▶ Given data:
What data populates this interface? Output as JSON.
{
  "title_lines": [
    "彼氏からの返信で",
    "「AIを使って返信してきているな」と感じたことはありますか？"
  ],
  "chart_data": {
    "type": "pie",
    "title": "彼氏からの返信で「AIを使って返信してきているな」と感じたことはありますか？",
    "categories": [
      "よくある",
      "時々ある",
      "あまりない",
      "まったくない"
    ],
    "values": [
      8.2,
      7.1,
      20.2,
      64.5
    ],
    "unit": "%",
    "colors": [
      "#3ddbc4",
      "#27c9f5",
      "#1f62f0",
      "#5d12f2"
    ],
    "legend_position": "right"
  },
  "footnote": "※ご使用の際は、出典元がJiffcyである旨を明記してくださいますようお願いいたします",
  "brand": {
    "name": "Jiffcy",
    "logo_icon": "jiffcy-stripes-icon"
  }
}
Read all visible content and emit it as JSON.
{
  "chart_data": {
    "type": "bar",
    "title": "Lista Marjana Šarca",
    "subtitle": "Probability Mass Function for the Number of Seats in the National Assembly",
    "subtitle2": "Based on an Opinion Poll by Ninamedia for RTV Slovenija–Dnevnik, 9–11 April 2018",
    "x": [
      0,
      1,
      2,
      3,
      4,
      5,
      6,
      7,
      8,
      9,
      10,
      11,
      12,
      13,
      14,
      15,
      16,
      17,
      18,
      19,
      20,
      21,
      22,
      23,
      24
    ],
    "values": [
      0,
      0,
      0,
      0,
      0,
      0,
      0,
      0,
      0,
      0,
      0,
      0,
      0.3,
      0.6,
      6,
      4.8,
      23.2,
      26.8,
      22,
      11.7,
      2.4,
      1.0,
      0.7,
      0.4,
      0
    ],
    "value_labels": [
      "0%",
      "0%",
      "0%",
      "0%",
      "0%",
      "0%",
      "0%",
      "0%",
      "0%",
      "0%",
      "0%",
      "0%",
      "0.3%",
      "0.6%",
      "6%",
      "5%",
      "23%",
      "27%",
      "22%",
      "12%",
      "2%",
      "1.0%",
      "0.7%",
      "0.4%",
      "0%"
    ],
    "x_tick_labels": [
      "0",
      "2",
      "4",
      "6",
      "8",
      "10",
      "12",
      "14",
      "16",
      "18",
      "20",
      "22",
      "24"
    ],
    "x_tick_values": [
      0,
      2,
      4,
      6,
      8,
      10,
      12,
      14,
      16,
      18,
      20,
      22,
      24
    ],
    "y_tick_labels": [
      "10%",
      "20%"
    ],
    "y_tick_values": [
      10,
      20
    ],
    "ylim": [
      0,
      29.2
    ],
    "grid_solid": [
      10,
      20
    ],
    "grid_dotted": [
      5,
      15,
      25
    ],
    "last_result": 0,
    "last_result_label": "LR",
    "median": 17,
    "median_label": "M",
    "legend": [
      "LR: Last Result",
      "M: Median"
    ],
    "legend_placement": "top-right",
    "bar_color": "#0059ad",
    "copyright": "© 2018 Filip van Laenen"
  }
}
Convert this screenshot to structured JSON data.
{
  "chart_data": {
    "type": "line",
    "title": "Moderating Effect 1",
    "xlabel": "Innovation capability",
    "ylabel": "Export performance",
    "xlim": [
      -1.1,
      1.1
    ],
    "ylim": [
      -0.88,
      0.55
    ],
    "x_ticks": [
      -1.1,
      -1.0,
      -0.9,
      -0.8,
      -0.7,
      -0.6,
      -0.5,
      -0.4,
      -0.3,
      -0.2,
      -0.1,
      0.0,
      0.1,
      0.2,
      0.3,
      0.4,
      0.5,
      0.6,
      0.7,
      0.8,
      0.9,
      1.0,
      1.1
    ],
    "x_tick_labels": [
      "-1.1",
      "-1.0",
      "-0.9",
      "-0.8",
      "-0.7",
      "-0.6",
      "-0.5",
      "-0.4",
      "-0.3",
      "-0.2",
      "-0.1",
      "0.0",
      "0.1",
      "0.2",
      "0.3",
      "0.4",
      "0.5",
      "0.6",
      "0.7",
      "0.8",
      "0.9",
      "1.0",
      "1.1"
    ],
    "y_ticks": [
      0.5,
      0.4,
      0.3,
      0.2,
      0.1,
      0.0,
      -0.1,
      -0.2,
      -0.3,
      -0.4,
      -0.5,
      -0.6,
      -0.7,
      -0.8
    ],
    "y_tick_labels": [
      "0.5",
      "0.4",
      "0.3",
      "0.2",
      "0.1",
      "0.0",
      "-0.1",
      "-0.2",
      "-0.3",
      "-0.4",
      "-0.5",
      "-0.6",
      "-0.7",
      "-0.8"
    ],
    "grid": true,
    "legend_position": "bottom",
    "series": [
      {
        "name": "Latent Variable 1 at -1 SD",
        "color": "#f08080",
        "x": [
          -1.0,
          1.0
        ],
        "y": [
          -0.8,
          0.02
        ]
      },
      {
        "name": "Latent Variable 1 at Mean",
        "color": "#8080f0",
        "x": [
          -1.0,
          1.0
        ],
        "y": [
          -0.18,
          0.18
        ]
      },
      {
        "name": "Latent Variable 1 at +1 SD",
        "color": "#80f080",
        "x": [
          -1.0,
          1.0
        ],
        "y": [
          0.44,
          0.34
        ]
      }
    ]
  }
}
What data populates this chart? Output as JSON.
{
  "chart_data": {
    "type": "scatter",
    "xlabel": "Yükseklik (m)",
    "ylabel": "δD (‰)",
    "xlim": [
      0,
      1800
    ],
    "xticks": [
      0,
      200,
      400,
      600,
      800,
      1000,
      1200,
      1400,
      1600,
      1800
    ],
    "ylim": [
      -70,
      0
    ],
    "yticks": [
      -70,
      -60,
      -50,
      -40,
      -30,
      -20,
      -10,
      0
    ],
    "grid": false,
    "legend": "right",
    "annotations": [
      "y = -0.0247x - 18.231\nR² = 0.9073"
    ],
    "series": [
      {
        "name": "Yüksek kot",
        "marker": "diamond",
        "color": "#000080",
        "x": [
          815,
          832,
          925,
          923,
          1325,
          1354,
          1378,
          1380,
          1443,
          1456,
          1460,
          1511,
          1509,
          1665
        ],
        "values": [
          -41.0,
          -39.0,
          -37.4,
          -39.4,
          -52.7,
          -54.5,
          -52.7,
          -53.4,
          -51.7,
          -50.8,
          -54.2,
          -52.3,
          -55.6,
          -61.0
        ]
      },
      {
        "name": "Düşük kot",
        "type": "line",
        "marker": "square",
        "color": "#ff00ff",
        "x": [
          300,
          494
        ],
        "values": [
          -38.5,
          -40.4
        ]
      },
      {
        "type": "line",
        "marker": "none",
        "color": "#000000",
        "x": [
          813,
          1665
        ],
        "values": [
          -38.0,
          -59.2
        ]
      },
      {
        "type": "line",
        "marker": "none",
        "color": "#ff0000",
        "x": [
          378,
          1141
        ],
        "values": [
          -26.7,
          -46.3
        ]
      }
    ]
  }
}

▶ The request: All lines above with "Output" in them should be returned.

▶ Exercise response:
What data populates this interface? Output as JSON.
What data populates this chart? Output as JSON.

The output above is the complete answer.